**Instructions for the task**
Reproduce all entries verbatim, with nothing added or dropped.

**Entries provided**

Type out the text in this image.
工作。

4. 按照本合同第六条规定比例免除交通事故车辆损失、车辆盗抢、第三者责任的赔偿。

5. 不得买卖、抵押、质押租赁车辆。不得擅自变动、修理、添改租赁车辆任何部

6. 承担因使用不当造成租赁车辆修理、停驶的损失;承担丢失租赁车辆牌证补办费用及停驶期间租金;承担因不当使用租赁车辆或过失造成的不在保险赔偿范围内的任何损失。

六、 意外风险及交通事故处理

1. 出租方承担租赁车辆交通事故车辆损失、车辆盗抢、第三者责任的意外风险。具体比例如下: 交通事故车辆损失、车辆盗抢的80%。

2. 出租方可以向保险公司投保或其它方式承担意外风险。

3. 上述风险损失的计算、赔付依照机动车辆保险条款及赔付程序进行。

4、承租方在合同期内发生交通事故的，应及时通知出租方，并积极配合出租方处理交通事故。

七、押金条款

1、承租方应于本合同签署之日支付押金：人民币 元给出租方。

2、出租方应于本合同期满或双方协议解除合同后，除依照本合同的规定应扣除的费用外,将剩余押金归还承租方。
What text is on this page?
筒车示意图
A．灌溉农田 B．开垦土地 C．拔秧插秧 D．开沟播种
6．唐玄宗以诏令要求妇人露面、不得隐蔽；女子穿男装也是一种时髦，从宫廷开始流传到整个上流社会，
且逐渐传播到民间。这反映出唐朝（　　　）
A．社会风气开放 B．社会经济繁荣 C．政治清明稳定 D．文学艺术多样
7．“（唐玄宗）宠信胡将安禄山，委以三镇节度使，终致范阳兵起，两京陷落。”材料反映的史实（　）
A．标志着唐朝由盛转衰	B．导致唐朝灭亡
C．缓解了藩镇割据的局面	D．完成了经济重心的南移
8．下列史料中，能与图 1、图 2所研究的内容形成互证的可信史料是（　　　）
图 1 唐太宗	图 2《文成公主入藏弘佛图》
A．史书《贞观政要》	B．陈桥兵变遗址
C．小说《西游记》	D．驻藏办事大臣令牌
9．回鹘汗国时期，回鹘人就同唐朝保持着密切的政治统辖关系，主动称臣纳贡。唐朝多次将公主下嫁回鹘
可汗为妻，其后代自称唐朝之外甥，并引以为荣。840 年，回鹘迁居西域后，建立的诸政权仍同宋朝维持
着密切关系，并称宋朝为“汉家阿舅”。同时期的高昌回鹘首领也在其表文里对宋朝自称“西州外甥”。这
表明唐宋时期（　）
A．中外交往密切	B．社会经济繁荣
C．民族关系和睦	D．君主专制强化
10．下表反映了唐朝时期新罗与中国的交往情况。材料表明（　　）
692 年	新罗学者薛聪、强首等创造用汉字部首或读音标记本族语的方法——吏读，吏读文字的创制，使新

**Task result**
Type out the text in this image.
工作。

4. 按照本合同第六条规定比例免除交通事故车辆损失、车辆盗抢、第三者责任的赔偿。

5. 不得买卖、抵押、质押租赁车辆。不得擅自变动、修理、添改租赁车辆任何部

6. 承担因使用不当造成租赁车辆修理、停驶的损失;承担丢失租赁车辆牌证补办费用及停驶期间租金;承担因不当使用租赁车辆或过失造成的不在保险赔偿范围内的任何损失。

六、 意外风险及交通事故处理

1. 出租方承担租赁车辆交通事故车辆损失、车辆盗抢、第三者责任的意外风险。具体比例如下: 交通事故车辆损失、车辆盗抢的80%。

2. 出租方可以向保险公司投保或其它方式承担意外风险。

3. 上述风险损失的计算、赔付依照机动车辆保险条款及赔付程序进行。

4、承租方在合同期内发生交通事故的，应及时通知出租方，并积极配合出租方处理交通事故。

七、押金条款

1、承租方应于本合同签署之日支付押金：人民币 元给出租方。

2、出租方应于本合同期满或双方协议解除合同后，除依照本合同的规定应扣除的费用外,将剩余押金归还承租方。
What text is on this page?
筒车示意图
A．灌溉农田 B．开垦土地 C．拔秧插秧 D．开沟播种
6．唐玄宗以诏令要求妇人露面、不得隐蔽；女子穿男装也是一种时髦，从宫廷开始流传到整个上流社会，
且逐渐传播到民间。这反映出唐朝（　　　）
A．社会风气开放 B．社会经济繁荣 C．政治清明稳定 D．文学艺术多样
7．“（唐玄宗）宠信胡将安禄山，委以三镇节度使，终致范阳兵起，两京陷落。”材料反映的史实（　）
A．标志着唐朝由盛转衰	B．导致唐朝灭亡
C．缓解了藩镇割据的局面	D．完成了经济重心的南移
8．下列史料中，能与图 1、图 2所研究的内容形成互证的可信史料是（　　　）
图 1 唐太宗	图 2《文成公主入藏弘佛图》
A．史书《贞观政要》	B．陈桥兵变遗址
C．小说《西游记》	D．驻藏办事大臣令牌
9．回鹘汗国时期，回鹘人就同唐朝保持着密切的政治统辖关系，主动称臣纳贡。唐朝多次将公主下嫁回鹘
可汗为妻，其后代自称唐朝之外甥，并引以为荣。840 年，回鹘迁居西域后，建立的诸政权仍同宋朝维持
着密切关系，并称宋朝为“汉家阿舅”。同时期的高昌回鹘首领也在其表文里对宋朝自称“西州外甥”。这
表明唐宋时期（　）
A．中外交往密切	B．社会经济繁荣
C．民族关系和睦	D．君主专制强化
10．下表反映了唐朝时期新罗与中国的交往情况。材料表明（　　）
692 年	新罗学者薛聪、强首等创造用汉字部首或读音标记本族语的方法——吏读，吏读文字的创制，使新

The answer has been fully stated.